[STATED GOAL]
Will you extract the entries word for word? Images should not appear in the copy.

[Saved data entries]
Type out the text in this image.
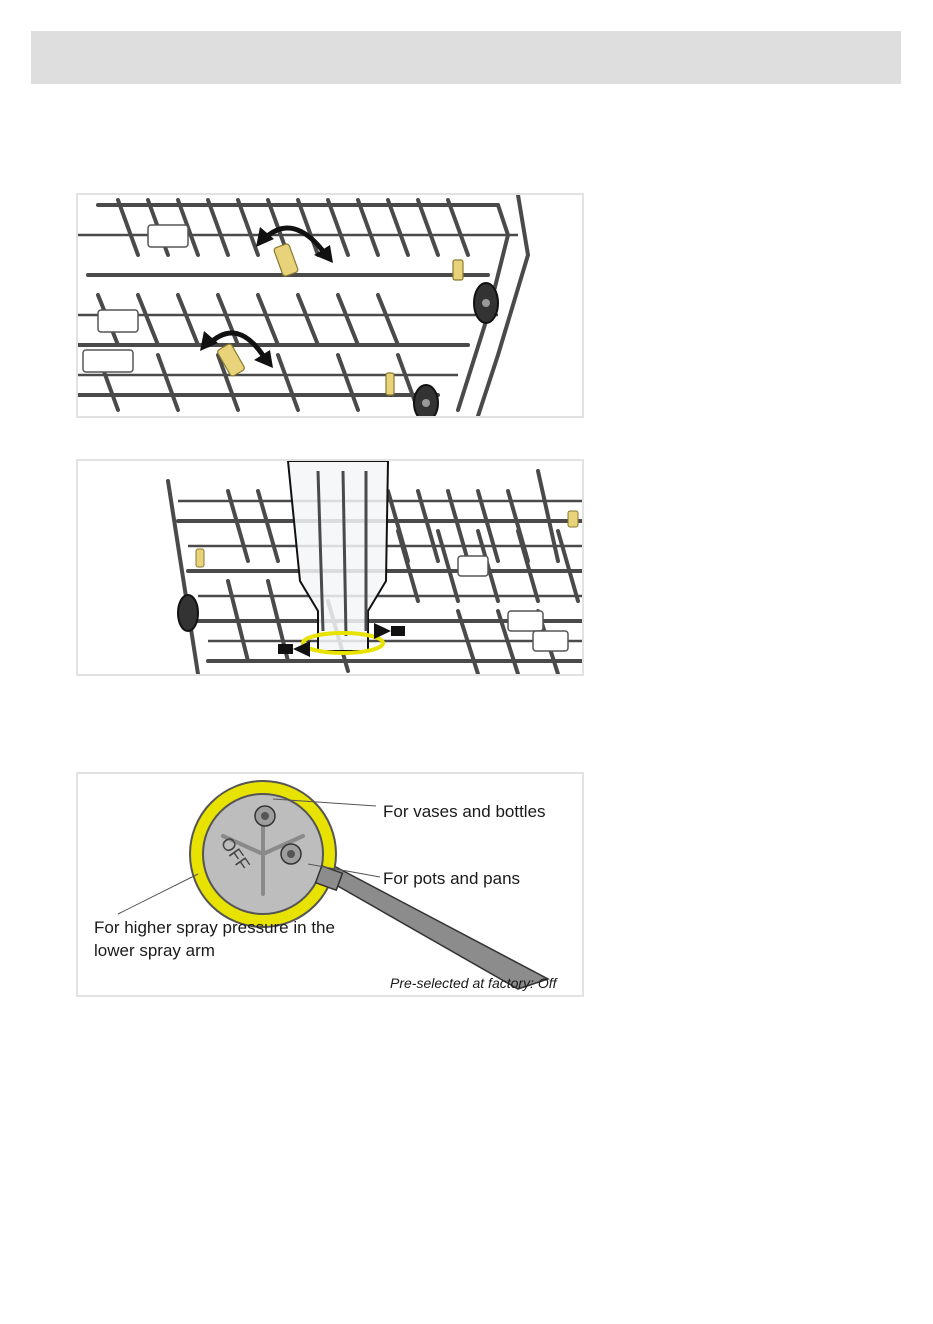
OFF
For vases and bottles
For pots and pans
For higher spray pressure in the
lower spray arm
Pre-selected at factory: Off
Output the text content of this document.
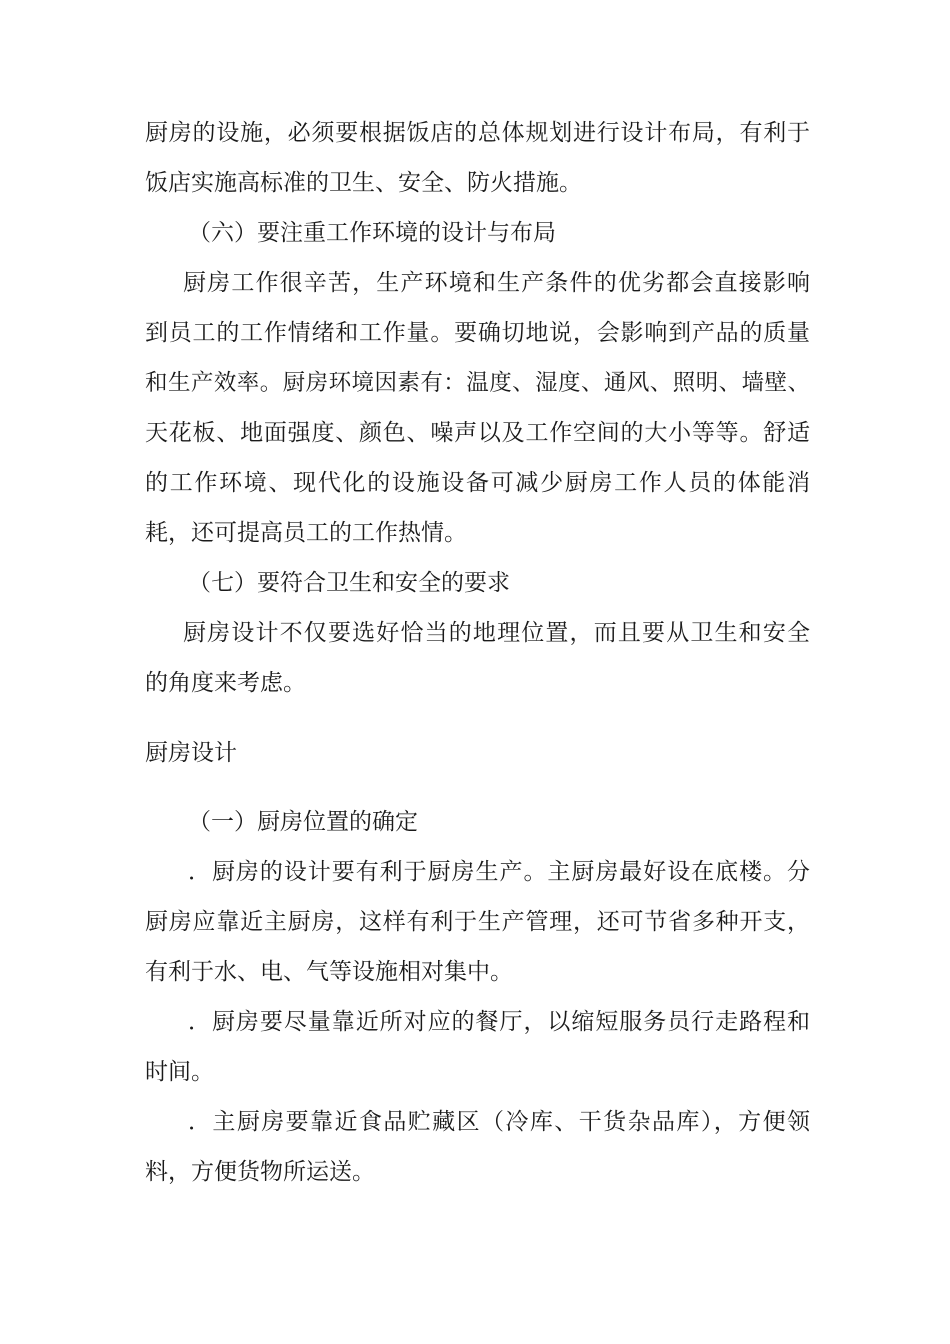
厨房的设施，必须要根据饭店的总体规划进行设计布局，有利于
饭店实施高标准的卫生、安全、防火措施。
（六）要注重工作环境的设计与布局
厨房工作很辛苦，生产环境和生产条件的优劣都会直接影响
到员工的工作情绪和工作量。要确切地说，会影响到产品的质量
和生产效率。厨房环境因素有：温度、湿度、通风、照明、墙壁、
天花板、地面强度、颜色、噪声以及工作空间的大小等等。舒适
的工作环境、现代化的设施设备可减少厨房工作人员的体能消
耗，还可提高员工的工作热情。
（七）要符合卫生和安全的要求
厨房设计不仅要选好恰当的地理位置，而且要从卫生和安全
的角度来考虑。
厨房设计
（一）厨房位置的确定
．厨房的设计要有利于厨房生产。主厨房最好设在底楼。分
厨房应靠近主厨房，这样有利于生产管理，还可节省多种开支，
有利于水、电、气等设施相对集中。
．厨房要尽量靠近所对应的餐厅，以缩短服务员行走路程和
时间。
．主厨房要靠近食品贮藏区（冷库、干货杂品库），方便领
料，方便货物所运送。
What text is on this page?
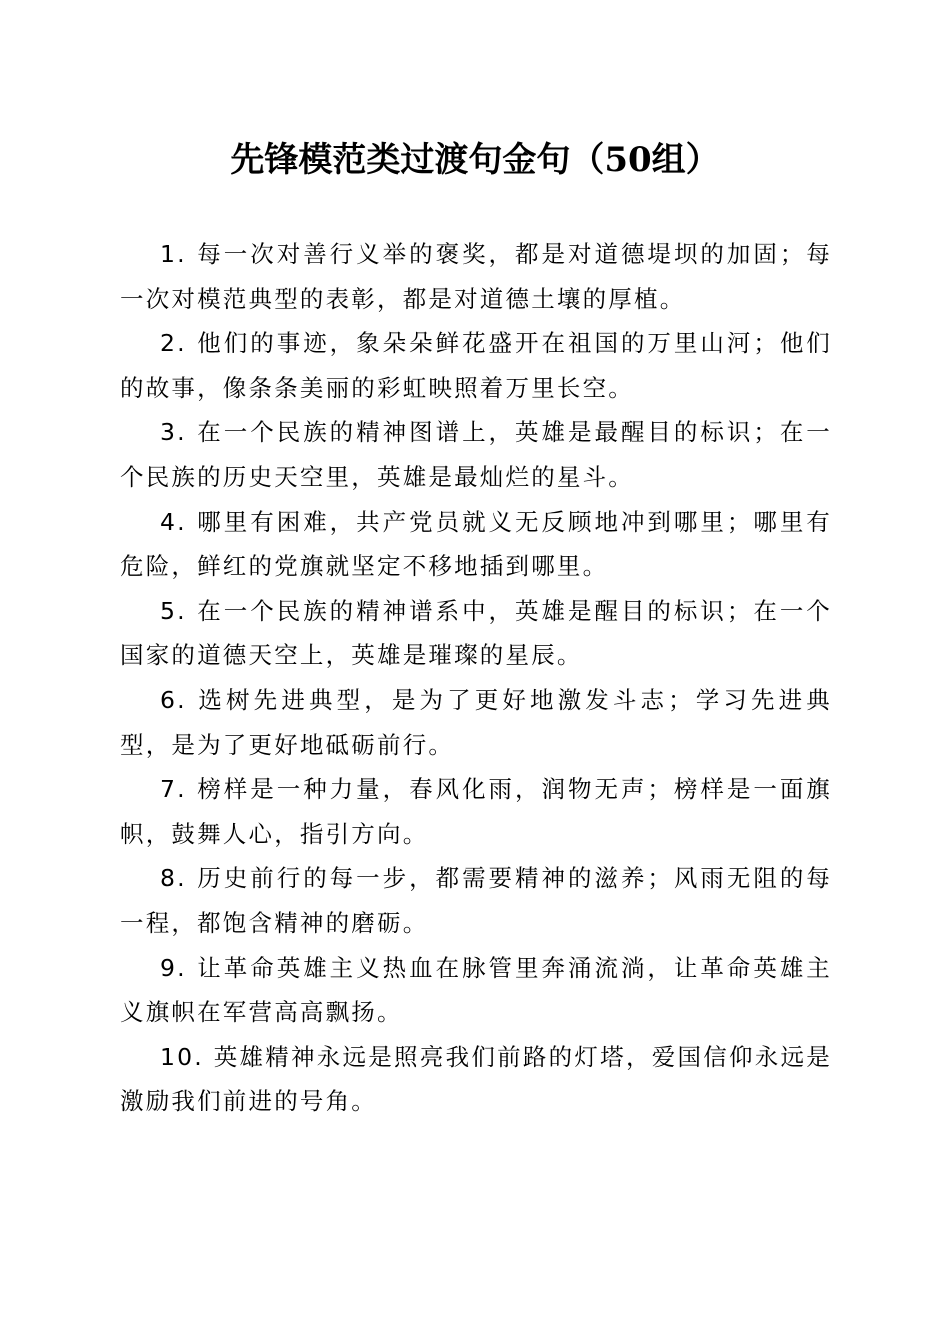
先锋模范类过渡句金句（50组）

1. 每一次对善行义举的褒奖，都是对道德堤坝的加固；每一次对模范典型的表彰，都是对道德土壤的厚植。

2. 他们的事迹，象朵朵鲜花盛开在祖国的万里山河；他们的故事，像条条美丽的彩虹映照着万里长空。

3. 在一个民族的精神图谱上，英雄是最醒目的标识；在一个民族的历史天空里，英雄是最灿烂的星斗。

4. 哪里有困难，共产党员就义无反顾地冲到哪里；哪里有危险，鲜红的党旗就坚定不移地插到哪里。

5. 在一个民族的精神谱系中，英雄是醒目的标识；在一个国家的道德天空上，英雄是璀璨的星辰。

6. 选树先进典型，是为了更好地激发斗志；学习先进典型，是为了更好地砥砺前行。

7. 榜样是一种力量，春风化雨，润物无声；榜样是一面旗帜，鼓舞人心，指引方向。

8. 历史前行的每一步，都需要精神的滋养；风雨无阻的每一程，都饱含精神的磨砺。

9. 让革命英雄主义热血在脉管里奔涌流淌，让革命英雄主义旗帜在军营高高飘扬。

10. 英雄精神永远是照亮我们前路的灯塔，爱国信仰永远是激励我们前进的号角。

[FULL ANSWER]
Type out the text in this image.
OFF
For vases and bottles
For pots and pans
For higher spray pressure in the
lower spray arm
Pre-selected at factory: Off
Output the text content of this document.
厨房的设施，必须要根据饭店的总体规划进行设计布局，有利于
饭店实施高标准的卫生、安全、防火措施。
（六）要注重工作环境的设计与布局
厨房工作很辛苦，生产环境和生产条件的优劣都会直接影响
到员工的工作情绪和工作量。要确切地说，会影响到产品的质量
和生产效率。厨房环境因素有：温度、湿度、通风、照明、墙壁、
天花板、地面强度、颜色、噪声以及工作空间的大小等等。舒适
的工作环境、现代化的设施设备可减少厨房工作人员的体能消
耗，还可提高员工的工作热情。
（七）要符合卫生和安全的要求
厨房设计不仅要选好恰当的地理位置，而且要从卫生和安全
的角度来考虑。
厨房设计
（一）厨房位置的确定
．厨房的设计要有利于厨房生产。主厨房最好设在底楼。分
厨房应靠近主厨房，这样有利于生产管理，还可节省多种开支，
有利于水、电、气等设施相对集中。
．厨房要尽量靠近所对应的餐厅，以缩短服务员行走路程和
时间。
．主厨房要靠近食品贮藏区（冷库、干货杂品库），方便领
料，方便货物所运送。
What text is on this page?
先锋模范类过渡句金句（50组）

1. 每一次对善行义举的褒奖，都是对道德堤坝的加固；每一次对模范典型的表彰，都是对道德土壤的厚植。

2. 他们的事迹，象朵朵鲜花盛开在祖国的万里山河；他们的故事，像条条美丽的彩虹映照着万里长空。

3. 在一个民族的精神图谱上，英雄是最醒目的标识；在一个民族的历史天空里，英雄是最灿烂的星斗。

4. 哪里有困难，共产党员就义无反顾地冲到哪里；哪里有危险，鲜红的党旗就坚定不移地插到哪里。

5. 在一个民族的精神谱系中，英雄是醒目的标识；在一个国家的道德天空上，英雄是璀璨的星辰。

6. 选树先进典型，是为了更好地激发斗志；学习先进典型，是为了更好地砥砺前行。

7. 榜样是一种力量，春风化雨，润物无声；榜样是一面旗帜，鼓舞人心，指引方向。

8. 历史前行的每一步，都需要精神的滋养；风雨无阻的每一程，都饱含精神的磨砺。

9. 让革命英雄主义热血在脉管里奔涌流淌，让革命英雄主义旗帜在军营高高飘扬。

10. 英雄精神永远是照亮我们前路的灯塔，爱国信仰永远是激励我们前进的号角。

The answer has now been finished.